▶ _Data to process_:
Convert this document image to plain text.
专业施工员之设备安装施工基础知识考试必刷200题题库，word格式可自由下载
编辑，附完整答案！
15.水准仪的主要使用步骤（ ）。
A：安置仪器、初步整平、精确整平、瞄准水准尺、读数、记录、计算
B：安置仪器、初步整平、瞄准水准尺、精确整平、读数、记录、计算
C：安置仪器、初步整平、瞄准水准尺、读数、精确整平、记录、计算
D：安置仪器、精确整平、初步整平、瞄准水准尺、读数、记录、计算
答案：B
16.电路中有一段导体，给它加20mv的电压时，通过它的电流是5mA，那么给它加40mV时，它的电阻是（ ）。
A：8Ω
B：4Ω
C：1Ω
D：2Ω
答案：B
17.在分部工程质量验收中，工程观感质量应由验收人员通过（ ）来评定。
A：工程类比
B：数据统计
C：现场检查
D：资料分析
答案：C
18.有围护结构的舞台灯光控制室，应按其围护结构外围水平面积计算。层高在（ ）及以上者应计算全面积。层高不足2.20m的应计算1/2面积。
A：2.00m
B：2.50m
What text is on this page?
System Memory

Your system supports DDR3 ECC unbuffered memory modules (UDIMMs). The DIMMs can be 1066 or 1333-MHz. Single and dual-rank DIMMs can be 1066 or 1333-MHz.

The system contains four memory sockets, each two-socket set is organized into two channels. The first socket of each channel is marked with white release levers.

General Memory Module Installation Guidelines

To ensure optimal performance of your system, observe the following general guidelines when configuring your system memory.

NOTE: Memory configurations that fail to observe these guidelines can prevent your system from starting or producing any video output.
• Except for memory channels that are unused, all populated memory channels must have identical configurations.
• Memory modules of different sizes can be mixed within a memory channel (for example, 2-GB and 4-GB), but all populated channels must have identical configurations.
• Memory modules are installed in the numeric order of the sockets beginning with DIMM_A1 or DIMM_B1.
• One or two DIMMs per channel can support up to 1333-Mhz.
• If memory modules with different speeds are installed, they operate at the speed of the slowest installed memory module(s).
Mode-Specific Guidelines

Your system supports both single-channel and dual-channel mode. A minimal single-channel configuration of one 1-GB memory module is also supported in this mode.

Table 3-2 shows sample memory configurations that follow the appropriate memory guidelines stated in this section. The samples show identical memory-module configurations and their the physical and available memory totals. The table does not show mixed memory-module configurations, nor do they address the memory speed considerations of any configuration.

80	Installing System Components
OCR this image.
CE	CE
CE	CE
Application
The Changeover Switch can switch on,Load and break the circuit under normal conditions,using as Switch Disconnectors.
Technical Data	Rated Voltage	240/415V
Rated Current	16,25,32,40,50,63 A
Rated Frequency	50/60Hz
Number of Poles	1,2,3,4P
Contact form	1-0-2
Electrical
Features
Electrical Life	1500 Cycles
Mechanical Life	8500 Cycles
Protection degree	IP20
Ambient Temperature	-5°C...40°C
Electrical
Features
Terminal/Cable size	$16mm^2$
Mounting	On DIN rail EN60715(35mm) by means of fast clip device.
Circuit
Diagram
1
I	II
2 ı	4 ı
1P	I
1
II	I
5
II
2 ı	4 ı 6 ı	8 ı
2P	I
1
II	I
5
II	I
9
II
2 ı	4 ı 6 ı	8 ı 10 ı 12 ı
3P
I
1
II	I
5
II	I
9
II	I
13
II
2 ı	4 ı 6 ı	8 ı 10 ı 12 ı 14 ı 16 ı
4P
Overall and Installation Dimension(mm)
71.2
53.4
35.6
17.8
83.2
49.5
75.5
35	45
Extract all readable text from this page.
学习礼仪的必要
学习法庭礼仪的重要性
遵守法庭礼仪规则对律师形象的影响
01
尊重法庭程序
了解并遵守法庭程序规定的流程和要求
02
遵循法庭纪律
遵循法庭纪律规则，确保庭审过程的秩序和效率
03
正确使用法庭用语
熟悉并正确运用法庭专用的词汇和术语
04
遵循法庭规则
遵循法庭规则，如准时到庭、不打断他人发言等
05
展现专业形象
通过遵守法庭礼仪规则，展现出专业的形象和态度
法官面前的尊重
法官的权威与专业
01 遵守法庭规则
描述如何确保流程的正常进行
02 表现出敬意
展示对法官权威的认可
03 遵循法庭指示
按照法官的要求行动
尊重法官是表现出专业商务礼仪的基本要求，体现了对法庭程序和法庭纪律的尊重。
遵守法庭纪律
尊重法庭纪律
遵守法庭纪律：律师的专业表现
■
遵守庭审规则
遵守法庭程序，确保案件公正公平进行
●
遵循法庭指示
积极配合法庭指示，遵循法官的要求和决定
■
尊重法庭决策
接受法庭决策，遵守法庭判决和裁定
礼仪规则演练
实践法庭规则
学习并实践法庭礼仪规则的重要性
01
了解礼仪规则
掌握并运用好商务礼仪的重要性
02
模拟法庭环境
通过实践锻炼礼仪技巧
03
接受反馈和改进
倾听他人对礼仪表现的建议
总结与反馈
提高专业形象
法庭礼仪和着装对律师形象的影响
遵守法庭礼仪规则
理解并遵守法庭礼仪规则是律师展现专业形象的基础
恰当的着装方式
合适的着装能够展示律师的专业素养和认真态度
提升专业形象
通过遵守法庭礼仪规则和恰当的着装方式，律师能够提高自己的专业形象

▶ _Exercise instructions_: Give the listing again, word for word.

▶ _Result of this exercise_:
Convert this document image to plain text.
专业施工员之设备安装施工基础知识考试必刷200题题库，word格式可自由下载
编辑，附完整答案！
15.水准仪的主要使用步骤（ ）。
A：安置仪器、初步整平、精确整平、瞄准水准尺、读数、记录、计算
B：安置仪器、初步整平、瞄准水准尺、精确整平、读数、记录、计算
C：安置仪器、初步整平、瞄准水准尺、读数、精确整平、记录、计算
D：安置仪器、精确整平、初步整平、瞄准水准尺、读数、记录、计算
答案：B
16.电路中有一段导体，给它加20mv的电压时，通过它的电流是5mA，那么给它加40mV时，它的电阻是（ ）。
A：8Ω
B：4Ω
C：1Ω
D：2Ω
答案：B
17.在分部工程质量验收中，工程观感质量应由验收人员通过（ ）来评定。
A：工程类比
B：数据统计
C：现场检查
D：资料分析
答案：C
18.有围护结构的舞台灯光控制室，应按其围护结构外围水平面积计算。层高在（ ）及以上者应计算全面积。层高不足2.20m的应计算1/2面积。
A：2.00m
B：2.50m
What text is on this page?
System Memory

Your system supports DDR3 ECC unbuffered memory modules (UDIMMs). The DIMMs can be 1066 or 1333-MHz. Single and dual-rank DIMMs can be 1066 or 1333-MHz.

The system contains four memory sockets, each two-socket set is organized into two channels. The first socket of each channel is marked with white release levers.

General Memory Module Installation Guidelines

To ensure optimal performance of your system, observe the following general guidelines when configuring your system memory.

NOTE: Memory configurations that fail to observe these guidelines can prevent your system from starting or producing any video output.
• Except for memory channels that are unused, all populated memory channels must have identical configurations.
• Memory modules of different sizes can be mixed within a memory channel (for example, 2-GB and 4-GB), but all populated channels must have identical configurations.
• Memory modules are installed in the numeric order of the sockets beginning with DIMM_A1 or DIMM_B1.
• One or two DIMMs per channel can support up to 1333-Mhz.
• If memory modules with different speeds are installed, they operate at the speed of the slowest installed memory module(s).
Mode-Specific Guidelines

Your system supports both single-channel and dual-channel mode. A minimal single-channel configuration of one 1-GB memory module is also supported in this mode.

Table 3-2 shows sample memory configurations that follow the appropriate memory guidelines stated in this section. The samples show identical memory-module configurations and their the physical and available memory totals. The table does not show mixed memory-module configurations, nor do they address the memory speed considerations of any configuration.

80	Installing System Components
OCR this image.
CE	CE
CE	CE
Application
The Changeover Switch can switch on,Load and break the circuit under normal conditions,using as Switch Disconnectors.
Technical Data	Rated Voltage	240/415V
Rated Current	16,25,32,40,50,63 A
Rated Frequency	50/60Hz
Number of Poles	1,2,3,4P
Contact form	1-0-2
Electrical
Features
Electrical Life	1500 Cycles
Mechanical Life	8500 Cycles
Protection degree	IP20
Ambient Temperature	-5°C...40°C
Electrical
Features
Terminal/Cable size	$16mm^2$
Mounting	On DIN rail EN60715(35mm) by means of fast clip device.
Circuit
Diagram
1
I	II
2 ı	4 ı
1P	I
1
II	I
5
II
2 ı	4 ı 6 ı	8 ı
2P	I
1
II	I
5
II	I
9
II
2 ı	4 ı 6 ı	8 ı 10 ı 12 ı
3P
I
1
II	I
5
II	I
9
II	I
13
II
2 ı	4 ı 6 ı	8 ı 10 ı 12 ı 14 ı 16 ı
4P
Overall and Installation Dimension(mm)
71.2
53.4
35.6
17.8
83.2
49.5
75.5
35	45
Extract all readable text from this page.
学习礼仪的必要
学习法庭礼仪的重要性
遵守法庭礼仪规则对律师形象的影响
01
尊重法庭程序
了解并遵守法庭程序规定的流程和要求
02
遵循法庭纪律
遵循法庭纪律规则，确保庭审过程的秩序和效率
03
正确使用法庭用语
熟悉并正确运用法庭专用的词汇和术语
04
遵循法庭规则
遵循法庭规则，如准时到庭、不打断他人发言等
05
展现专业形象
通过遵守法庭礼仪规则，展现出专业的形象和态度
法官面前的尊重
法官的权威与专业
01 遵守法庭规则
描述如何确保流程的正常进行
02 表现出敬意
展示对法官权威的认可
03 遵循法庭指示
按照法官的要求行动
尊重法官是表现出专业商务礼仪的基本要求，体现了对法庭程序和法庭纪律的尊重。
遵守法庭纪律
尊重法庭纪律
遵守法庭纪律：律师的专业表现
■
遵守庭审规则
遵守法庭程序，确保案件公正公平进行
●
遵循法庭指示
积极配合法庭指示，遵循法官的要求和决定
■
尊重法庭决策
接受法庭决策，遵守法庭判决和裁定
礼仪规则演练
实践法庭规则
学习并实践法庭礼仪规则的重要性
01
了解礼仪规则
掌握并运用好商务礼仪的重要性
02
模拟法庭环境
通过实践锻炼礼仪技巧
03
接受反馈和改进
倾听他人对礼仪表现的建议
总结与反馈
提高专业形象
法庭礼仪和着装对律师形象的影响
遵守法庭礼仪规则
理解并遵守法庭礼仪规则是律师展现专业形象的基础
恰当的着装方式
合适的着装能够展示律师的专业素养和认真态度
提升专业形象
通过遵守法庭礼仪规则和恰当的着装方式，律师能够提高自己的专业形象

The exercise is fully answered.